- Record excerpts -

_ _ _ _ _

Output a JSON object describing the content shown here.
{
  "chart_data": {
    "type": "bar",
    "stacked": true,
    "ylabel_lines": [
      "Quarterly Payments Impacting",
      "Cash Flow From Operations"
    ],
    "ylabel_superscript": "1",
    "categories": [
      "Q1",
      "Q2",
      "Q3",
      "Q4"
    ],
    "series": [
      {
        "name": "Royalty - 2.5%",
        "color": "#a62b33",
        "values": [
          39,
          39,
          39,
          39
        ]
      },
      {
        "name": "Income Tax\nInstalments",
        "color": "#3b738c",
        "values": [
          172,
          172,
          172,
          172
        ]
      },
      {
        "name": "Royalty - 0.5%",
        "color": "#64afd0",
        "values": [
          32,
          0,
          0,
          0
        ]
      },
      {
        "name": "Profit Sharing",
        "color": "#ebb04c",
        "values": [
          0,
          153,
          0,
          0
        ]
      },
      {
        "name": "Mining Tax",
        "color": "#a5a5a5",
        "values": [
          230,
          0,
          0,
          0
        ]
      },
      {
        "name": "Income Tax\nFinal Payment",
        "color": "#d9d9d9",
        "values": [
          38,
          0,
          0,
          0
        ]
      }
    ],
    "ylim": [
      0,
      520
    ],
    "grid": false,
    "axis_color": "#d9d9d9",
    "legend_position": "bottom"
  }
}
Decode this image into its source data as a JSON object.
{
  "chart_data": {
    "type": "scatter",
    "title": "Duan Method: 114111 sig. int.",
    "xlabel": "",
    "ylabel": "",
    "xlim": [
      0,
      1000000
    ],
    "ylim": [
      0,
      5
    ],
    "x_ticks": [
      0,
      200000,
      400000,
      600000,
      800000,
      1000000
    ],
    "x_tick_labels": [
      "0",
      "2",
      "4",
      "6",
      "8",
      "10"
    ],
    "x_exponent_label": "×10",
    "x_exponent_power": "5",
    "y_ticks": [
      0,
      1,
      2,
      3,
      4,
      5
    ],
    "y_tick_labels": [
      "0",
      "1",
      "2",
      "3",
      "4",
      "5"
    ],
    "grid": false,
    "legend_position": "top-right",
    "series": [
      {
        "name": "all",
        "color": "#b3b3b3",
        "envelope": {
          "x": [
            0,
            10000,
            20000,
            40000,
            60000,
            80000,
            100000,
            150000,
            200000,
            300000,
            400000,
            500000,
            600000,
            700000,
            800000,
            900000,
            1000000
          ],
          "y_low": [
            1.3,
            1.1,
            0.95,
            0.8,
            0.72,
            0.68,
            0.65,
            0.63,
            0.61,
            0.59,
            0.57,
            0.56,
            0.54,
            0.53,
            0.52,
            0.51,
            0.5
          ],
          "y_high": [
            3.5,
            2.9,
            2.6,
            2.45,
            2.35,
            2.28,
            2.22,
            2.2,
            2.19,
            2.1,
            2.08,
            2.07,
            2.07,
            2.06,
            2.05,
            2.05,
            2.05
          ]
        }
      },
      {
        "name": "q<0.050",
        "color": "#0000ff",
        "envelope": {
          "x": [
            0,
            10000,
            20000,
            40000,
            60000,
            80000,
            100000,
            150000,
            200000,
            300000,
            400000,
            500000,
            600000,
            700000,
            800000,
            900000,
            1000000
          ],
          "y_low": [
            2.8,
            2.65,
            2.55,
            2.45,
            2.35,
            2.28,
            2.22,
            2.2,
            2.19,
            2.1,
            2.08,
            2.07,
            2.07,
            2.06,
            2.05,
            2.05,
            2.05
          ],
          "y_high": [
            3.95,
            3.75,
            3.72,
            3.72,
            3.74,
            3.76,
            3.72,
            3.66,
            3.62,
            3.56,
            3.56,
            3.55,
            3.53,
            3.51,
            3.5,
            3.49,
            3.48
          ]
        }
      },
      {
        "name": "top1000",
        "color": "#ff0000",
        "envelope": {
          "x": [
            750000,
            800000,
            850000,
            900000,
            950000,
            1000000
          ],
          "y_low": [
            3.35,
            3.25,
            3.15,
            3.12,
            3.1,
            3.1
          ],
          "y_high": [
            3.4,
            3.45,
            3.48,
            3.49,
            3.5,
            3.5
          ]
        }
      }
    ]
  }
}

_ _ _ _ _

- Requirement -
Reproduce all of the data exactly as given.

- Solution for this exercise -
Output a JSON object describing the content shown here.
{
  "chart_data": {
    "type": "bar",
    "stacked": true,
    "ylabel_lines": [
      "Quarterly Payments Impacting",
      "Cash Flow From Operations"
    ],
    "ylabel_superscript": "1",
    "categories": [
      "Q1",
      "Q2",
      "Q3",
      "Q4"
    ],
    "series": [
      {
        "name": "Royalty - 2.5%",
        "color": "#a62b33",
        "values": [
          39,
          39,
          39,
          39
        ]
      },
      {
        "name": "Income Tax\nInstalments",
        "color": "#3b738c",
        "values": [
          172,
          172,
          172,
          172
        ]
      },
      {
        "name": "Royalty - 0.5%",
        "color": "#64afd0",
        "values": [
          32,
          0,
          0,
          0
        ]
      },
      {
        "name": "Profit Sharing",
        "color": "#ebb04c",
        "values": [
          0,
          153,
          0,
          0
        ]
      },
      {
        "name": "Mining Tax",
        "color": "#a5a5a5",
        "values": [
          230,
          0,
          0,
          0
        ]
      },
      {
        "name": "Income Tax\nFinal Payment",
        "color": "#d9d9d9",
        "values": [
          38,
          0,
          0,
          0
        ]
      }
    ],
    "ylim": [
      0,
      520
    ],
    "grid": false,
    "axis_color": "#d9d9d9",
    "legend_position": "bottom"
  }
}
Decode this image into its source data as a JSON object.
{
  "chart_data": {
    "type": "scatter",
    "title": "Duan Method: 114111 sig. int.",
    "xlabel": "",
    "ylabel": "",
    "xlim": [
      0,
      1000000
    ],
    "ylim": [
      0,
      5
    ],
    "x_ticks": [
      0,
      200000,
      400000,
      600000,
      800000,
      1000000
    ],
    "x_tick_labels": [
      "0",
      "2",
      "4",
      "6",
      "8",
      "10"
    ],
    "x_exponent_label": "×10",
    "x_exponent_power": "5",
    "y_ticks": [
      0,
      1,
      2,
      3,
      4,
      5
    ],
    "y_tick_labels": [
      "0",
      "1",
      "2",
      "3",
      "4",
      "5"
    ],
    "grid": false,
    "legend_position": "top-right",
    "series": [
      {
        "name": "all",
        "color": "#b3b3b3",
        "envelope": {
          "x": [
            0,
            10000,
            20000,
            40000,
            60000,
            80000,
            100000,
            150000,
            200000,
            300000,
            400000,
            500000,
            600000,
            700000,
            800000,
            900000,
            1000000
          ],
          "y_low": [
            1.3,
            1.1,
            0.95,
            0.8,
            0.72,
            0.68,
            0.65,
            0.63,
            0.61,
            0.59,
            0.57,
            0.56,
            0.54,
            0.53,
            0.52,
            0.51,
            0.5
          ],
          "y_high": [
            3.5,
            2.9,
            2.6,
            2.45,
            2.35,
            2.28,
            2.22,
            2.2,
            2.19,
            2.1,
            2.08,
            2.07,
            2.07,
            2.06,
            2.05,
            2.05,
            2.05
          ]
        }
      },
      {
        "name": "q<0.050",
        "color": "#0000ff",
        "envelope": {
          "x": [
            0,
            10000,
            20000,
            40000,
            60000,
            80000,
            100000,
            150000,
            200000,
            300000,
            400000,
            500000,
            600000,
            700000,
            800000,
            900000,
            1000000
          ],
          "y_low": [
            2.8,
            2.65,
            2.55,
            2.45,
            2.35,
            2.28,
            2.22,
            2.2,
            2.19,
            2.1,
            2.08,
            2.07,
            2.07,
            2.06,
            2.05,
            2.05,
            2.05
          ],
          "y_high": [
            3.95,
            3.75,
            3.72,
            3.72,
            3.74,
            3.76,
            3.72,
            3.66,
            3.62,
            3.56,
            3.56,
            3.55,
            3.53,
            3.51,
            3.5,
            3.49,
            3.48
          ]
        }
      },
      {
        "name": "top1000",
        "color": "#ff0000",
        "envelope": {
          "x": [
            750000,
            800000,
            850000,
            900000,
            950000,
            1000000
          ],
          "y_low": [
            3.35,
            3.25,
            3.15,
            3.12,
            3.1,
            3.1
          ],
          "y_high": [
            3.4,
            3.45,
            3.48,
            3.49,
            3.5,
            3.5
          ]
        }
      }
    ]
  }
}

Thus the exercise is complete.